(Dataset entries)

# # # #

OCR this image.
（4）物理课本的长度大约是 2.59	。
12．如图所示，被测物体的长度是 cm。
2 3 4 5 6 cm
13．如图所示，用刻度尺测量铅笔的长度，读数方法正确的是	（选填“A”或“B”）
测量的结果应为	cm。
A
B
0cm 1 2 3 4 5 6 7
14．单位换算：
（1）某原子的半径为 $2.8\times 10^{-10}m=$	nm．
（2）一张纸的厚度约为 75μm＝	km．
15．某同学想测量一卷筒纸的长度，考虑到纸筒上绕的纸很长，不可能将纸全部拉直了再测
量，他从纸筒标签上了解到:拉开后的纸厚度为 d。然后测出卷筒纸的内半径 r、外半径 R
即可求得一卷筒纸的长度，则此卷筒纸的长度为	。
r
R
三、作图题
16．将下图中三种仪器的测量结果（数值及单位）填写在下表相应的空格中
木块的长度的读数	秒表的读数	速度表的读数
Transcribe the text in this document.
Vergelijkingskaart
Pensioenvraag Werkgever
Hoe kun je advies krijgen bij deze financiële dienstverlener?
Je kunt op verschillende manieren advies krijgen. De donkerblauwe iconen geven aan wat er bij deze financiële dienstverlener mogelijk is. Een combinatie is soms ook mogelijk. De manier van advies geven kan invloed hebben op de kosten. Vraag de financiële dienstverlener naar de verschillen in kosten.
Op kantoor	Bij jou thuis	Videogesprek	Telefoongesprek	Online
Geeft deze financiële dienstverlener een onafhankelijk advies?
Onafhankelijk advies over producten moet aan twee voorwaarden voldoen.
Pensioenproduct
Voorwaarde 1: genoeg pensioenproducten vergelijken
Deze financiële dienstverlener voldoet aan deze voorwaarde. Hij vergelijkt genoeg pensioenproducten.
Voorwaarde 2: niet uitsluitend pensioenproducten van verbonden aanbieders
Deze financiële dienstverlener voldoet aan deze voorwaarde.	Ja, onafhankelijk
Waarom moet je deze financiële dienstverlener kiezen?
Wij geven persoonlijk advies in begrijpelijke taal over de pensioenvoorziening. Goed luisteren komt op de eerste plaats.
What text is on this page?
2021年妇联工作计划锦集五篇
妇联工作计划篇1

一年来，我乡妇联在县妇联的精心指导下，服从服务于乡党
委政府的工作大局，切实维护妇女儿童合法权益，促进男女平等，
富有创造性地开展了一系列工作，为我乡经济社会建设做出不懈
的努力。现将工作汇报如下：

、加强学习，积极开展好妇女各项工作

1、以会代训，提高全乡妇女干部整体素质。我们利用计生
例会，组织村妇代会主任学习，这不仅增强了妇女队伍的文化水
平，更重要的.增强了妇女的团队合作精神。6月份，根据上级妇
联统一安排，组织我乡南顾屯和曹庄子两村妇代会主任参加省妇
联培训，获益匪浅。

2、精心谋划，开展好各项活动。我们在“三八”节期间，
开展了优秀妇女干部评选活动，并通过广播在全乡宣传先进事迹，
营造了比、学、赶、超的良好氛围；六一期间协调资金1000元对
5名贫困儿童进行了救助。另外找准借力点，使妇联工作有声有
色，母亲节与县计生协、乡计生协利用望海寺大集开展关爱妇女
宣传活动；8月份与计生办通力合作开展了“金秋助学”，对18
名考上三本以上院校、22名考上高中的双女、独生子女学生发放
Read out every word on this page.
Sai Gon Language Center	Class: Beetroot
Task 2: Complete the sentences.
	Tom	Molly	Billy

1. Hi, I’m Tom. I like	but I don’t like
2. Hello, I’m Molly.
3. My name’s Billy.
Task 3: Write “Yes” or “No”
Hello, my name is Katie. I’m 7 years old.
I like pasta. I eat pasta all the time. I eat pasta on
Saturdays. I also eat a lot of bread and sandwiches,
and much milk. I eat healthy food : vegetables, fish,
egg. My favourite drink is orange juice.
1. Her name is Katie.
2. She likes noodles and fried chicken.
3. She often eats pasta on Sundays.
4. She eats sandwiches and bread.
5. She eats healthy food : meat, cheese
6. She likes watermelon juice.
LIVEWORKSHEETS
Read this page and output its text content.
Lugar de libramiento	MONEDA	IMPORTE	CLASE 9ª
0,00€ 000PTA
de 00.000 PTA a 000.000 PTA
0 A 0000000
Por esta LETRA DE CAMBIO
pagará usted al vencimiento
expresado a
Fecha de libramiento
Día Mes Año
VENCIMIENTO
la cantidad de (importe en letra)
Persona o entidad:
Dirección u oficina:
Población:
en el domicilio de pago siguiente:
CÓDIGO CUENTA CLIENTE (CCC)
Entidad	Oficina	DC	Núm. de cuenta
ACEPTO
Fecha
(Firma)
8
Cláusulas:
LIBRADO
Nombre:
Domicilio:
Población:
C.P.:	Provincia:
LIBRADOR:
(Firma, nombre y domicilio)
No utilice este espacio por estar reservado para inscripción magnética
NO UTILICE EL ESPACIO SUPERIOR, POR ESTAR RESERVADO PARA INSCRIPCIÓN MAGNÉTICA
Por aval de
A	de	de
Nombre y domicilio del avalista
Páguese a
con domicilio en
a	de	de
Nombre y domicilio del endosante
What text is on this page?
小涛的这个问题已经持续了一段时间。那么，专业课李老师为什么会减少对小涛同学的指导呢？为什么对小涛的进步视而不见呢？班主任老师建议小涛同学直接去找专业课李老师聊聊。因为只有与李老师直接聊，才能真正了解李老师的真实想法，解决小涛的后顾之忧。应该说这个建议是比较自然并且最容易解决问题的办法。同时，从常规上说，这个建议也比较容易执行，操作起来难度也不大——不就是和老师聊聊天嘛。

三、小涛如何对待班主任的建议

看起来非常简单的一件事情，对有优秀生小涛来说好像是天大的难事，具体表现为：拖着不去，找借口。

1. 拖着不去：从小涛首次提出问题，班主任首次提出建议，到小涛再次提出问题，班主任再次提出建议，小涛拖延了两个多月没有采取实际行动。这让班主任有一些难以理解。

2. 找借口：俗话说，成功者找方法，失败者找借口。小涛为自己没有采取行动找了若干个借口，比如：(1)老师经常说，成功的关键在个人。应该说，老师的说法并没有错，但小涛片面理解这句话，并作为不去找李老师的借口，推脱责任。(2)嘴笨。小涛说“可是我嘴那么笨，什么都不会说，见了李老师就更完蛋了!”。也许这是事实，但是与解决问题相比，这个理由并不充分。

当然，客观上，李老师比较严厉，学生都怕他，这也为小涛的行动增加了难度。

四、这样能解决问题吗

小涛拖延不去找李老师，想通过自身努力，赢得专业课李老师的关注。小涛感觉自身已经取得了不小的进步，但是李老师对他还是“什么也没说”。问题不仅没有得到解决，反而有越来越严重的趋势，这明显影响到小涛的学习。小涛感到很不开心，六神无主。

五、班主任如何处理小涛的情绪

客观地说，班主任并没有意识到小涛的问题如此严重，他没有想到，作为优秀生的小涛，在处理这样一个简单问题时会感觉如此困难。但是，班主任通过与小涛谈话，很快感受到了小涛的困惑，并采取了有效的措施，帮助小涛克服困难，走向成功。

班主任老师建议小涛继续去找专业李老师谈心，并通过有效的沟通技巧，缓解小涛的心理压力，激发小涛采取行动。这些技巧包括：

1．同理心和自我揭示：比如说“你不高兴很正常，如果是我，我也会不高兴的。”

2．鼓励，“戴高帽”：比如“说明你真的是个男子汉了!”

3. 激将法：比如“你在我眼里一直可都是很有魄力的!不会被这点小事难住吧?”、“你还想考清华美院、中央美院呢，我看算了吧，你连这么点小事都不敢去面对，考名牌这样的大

# # # #

▸ SHORT EXERCISE:
Set down the listing in full, keeping every word exactly as it is.

▸ RIGHT ANSWER:
OCR this image.
（4）物理课本的长度大约是 2.59	。
12．如图所示，被测物体的长度是 cm。
2 3 4 5 6 cm
13．如图所示，用刻度尺测量铅笔的长度，读数方法正确的是	（选填“A”或“B”）
测量的结果应为	cm。
A
B
0cm 1 2 3 4 5 6 7
14．单位换算：
（1）某原子的半径为 $2.8\times 10^{-10}m=$	nm．
（2）一张纸的厚度约为 75μm＝	km．
15．某同学想测量一卷筒纸的长度，考虑到纸筒上绕的纸很长，不可能将纸全部拉直了再测
量，他从纸筒标签上了解到:拉开后的纸厚度为 d。然后测出卷筒纸的内半径 r、外半径 R
即可求得一卷筒纸的长度，则此卷筒纸的长度为	。
r
R
三、作图题
16．将下图中三种仪器的测量结果（数值及单位）填写在下表相应的空格中
木块的长度的读数	秒表的读数	速度表的读数
Transcribe the text in this document.
Vergelijkingskaart
Pensioenvraag Werkgever
Hoe kun je advies krijgen bij deze financiële dienstverlener?
Je kunt op verschillende manieren advies krijgen. De donkerblauwe iconen geven aan wat er bij deze financiële dienstverlener mogelijk is. Een combinatie is soms ook mogelijk. De manier van advies geven kan invloed hebben op de kosten. Vraag de financiële dienstverlener naar de verschillen in kosten.
Op kantoor	Bij jou thuis	Videogesprek	Telefoongesprek	Online
Geeft deze financiële dienstverlener een onafhankelijk advies?
Onafhankelijk advies over producten moet aan twee voorwaarden voldoen.
Pensioenproduct
Voorwaarde 1: genoeg pensioenproducten vergelijken
Deze financiële dienstverlener voldoet aan deze voorwaarde. Hij vergelijkt genoeg pensioenproducten.
Voorwaarde 2: niet uitsluitend pensioenproducten van verbonden aanbieders
Deze financiële dienstverlener voldoet aan deze voorwaarde.	Ja, onafhankelijk
Waarom moet je deze financiële dienstverlener kiezen?
Wij geven persoonlijk advies in begrijpelijke taal over de pensioenvoorziening. Goed luisteren komt op de eerste plaats.
What text is on this page?
2021年妇联工作计划锦集五篇
妇联工作计划篇1

一年来，我乡妇联在县妇联的精心指导下，服从服务于乡党
委政府的工作大局，切实维护妇女儿童合法权益，促进男女平等，
富有创造性地开展了一系列工作，为我乡经济社会建设做出不懈
的努力。现将工作汇报如下：

、加强学习，积极开展好妇女各项工作

1、以会代训，提高全乡妇女干部整体素质。我们利用计生
例会，组织村妇代会主任学习，这不仅增强了妇女队伍的文化水
平，更重要的.增强了妇女的团队合作精神。6月份，根据上级妇
联统一安排，组织我乡南顾屯和曹庄子两村妇代会主任参加省妇
联培训，获益匪浅。

2、精心谋划，开展好各项活动。我们在“三八”节期间，
开展了优秀妇女干部评选活动，并通过广播在全乡宣传先进事迹，
营造了比、学、赶、超的良好氛围；六一期间协调资金1000元对
5名贫困儿童进行了救助。另外找准借力点，使妇联工作有声有
色，母亲节与县计生协、乡计生协利用望海寺大集开展关爱妇女
宣传活动；8月份与计生办通力合作开展了“金秋助学”，对18
名考上三本以上院校、22名考上高中的双女、独生子女学生发放
Read out every word on this page.
Sai Gon Language Center	Class: Beetroot
Task 2: Complete the sentences.
	Tom	Molly	Billy

1. Hi, I’m Tom. I like	but I don’t like
2. Hello, I’m Molly.
3. My name’s Billy.
Task 3: Write “Yes” or “No”
Hello, my name is Katie. I’m 7 years old.
I like pasta. I eat pasta all the time. I eat pasta on
Saturdays. I also eat a lot of bread and sandwiches,
and much milk. I eat healthy food : vegetables, fish,
egg. My favourite drink is orange juice.
1. Her name is Katie.
2. She likes noodles and fried chicken.
3. She often eats pasta on Sundays.
4. She eats sandwiches and bread.
5. She eats healthy food : meat, cheese
6. She likes watermelon juice.
LIVEWORKSHEETS
Read this page and output its text content.
Lugar de libramiento	MONEDA	IMPORTE	CLASE 9ª
0,00€ 000PTA
de 00.000 PTA a 000.000 PTA
0 A 0000000
Por esta LETRA DE CAMBIO
pagará usted al vencimiento
expresado a
Fecha de libramiento
Día Mes Año
VENCIMIENTO
la cantidad de (importe en letra)
Persona o entidad:
Dirección u oficina:
Población:
en el domicilio de pago siguiente:
CÓDIGO CUENTA CLIENTE (CCC)
Entidad	Oficina	DC	Núm. de cuenta
ACEPTO
Fecha
(Firma)
8
Cláusulas:
LIBRADO
Nombre:
Domicilio:
Población:
C.P.:	Provincia:
LIBRADOR:
(Firma, nombre y domicilio)
No utilice este espacio por estar reservado para inscripción magnética
NO UTILICE EL ESPACIO SUPERIOR, POR ESTAR RESERVADO PARA INSCRIPCIÓN MAGNÉTICA
Por aval de
A	de	de
Nombre y domicilio del avalista
Páguese a
con domicilio en
a	de	de
Nombre y domicilio del endosante
What text is on this page?
小涛的这个问题已经持续了一段时间。那么，专业课李老师为什么会减少对小涛同学的指导呢？为什么对小涛的进步视而不见呢？班主任老师建议小涛同学直接去找专业课李老师聊聊。因为只有与李老师直接聊，才能真正了解李老师的真实想法，解决小涛的后顾之忧。应该说这个建议是比较自然并且最容易解决问题的办法。同时，从常规上说，这个建议也比较容易执行，操作起来难度也不大——不就是和老师聊聊天嘛。

三、小涛如何对待班主任的建议

看起来非常简单的一件事情，对有优秀生小涛来说好像是天大的难事，具体表现为：拖着不去，找借口。

1. 拖着不去：从小涛首次提出问题，班主任首次提出建议，到小涛再次提出问题，班主任再次提出建议，小涛拖延了两个多月没有采取实际行动。这让班主任有一些难以理解。

2. 找借口：俗话说，成功者找方法，失败者找借口。小涛为自己没有采取行动找了若干个借口，比如：(1)老师经常说，成功的关键在个人。应该说，老师的说法并没有错，但小涛片面理解这句话，并作为不去找李老师的借口，推脱责任。(2)嘴笨。小涛说“可是我嘴那么笨，什么都不会说，见了李老师就更完蛋了!”。也许这是事实，但是与解决问题相比，这个理由并不充分。

当然，客观上，李老师比较严厉，学生都怕他，这也为小涛的行动增加了难度。

四、这样能解决问题吗

小涛拖延不去找李老师，想通过自身努力，赢得专业课李老师的关注。小涛感觉自身已经取得了不小的进步，但是李老师对他还是“什么也没说”。问题不仅没有得到解决，反而有越来越严重的趋势，这明显影响到小涛的学习。小涛感到很不开心，六神无主。

五、班主任如何处理小涛的情绪

客观地说，班主任并没有意识到小涛的问题如此严重，他没有想到，作为优秀生的小涛，在处理这样一个简单问题时会感觉如此困难。但是，班主任通过与小涛谈话，很快感受到了小涛的困惑，并采取了有效的措施，帮助小涛克服困难，走向成功。

班主任老师建议小涛继续去找专业李老师谈心，并通过有效的沟通技巧，缓解小涛的心理压力，激发小涛采取行动。这些技巧包括：

1．同理心和自我揭示：比如说“你不高兴很正常，如果是我，我也会不高兴的。”

2．鼓励，“戴高帽”：比如“说明你真的是个男子汉了!”

3. 激将法：比如“你在我眼里一直可都是很有魄力的!不会被这点小事难住吧?”、“你还想考清华美院、中央美院呢，我看算了吧，你连这么点小事都不敢去面对，考名牌这样的大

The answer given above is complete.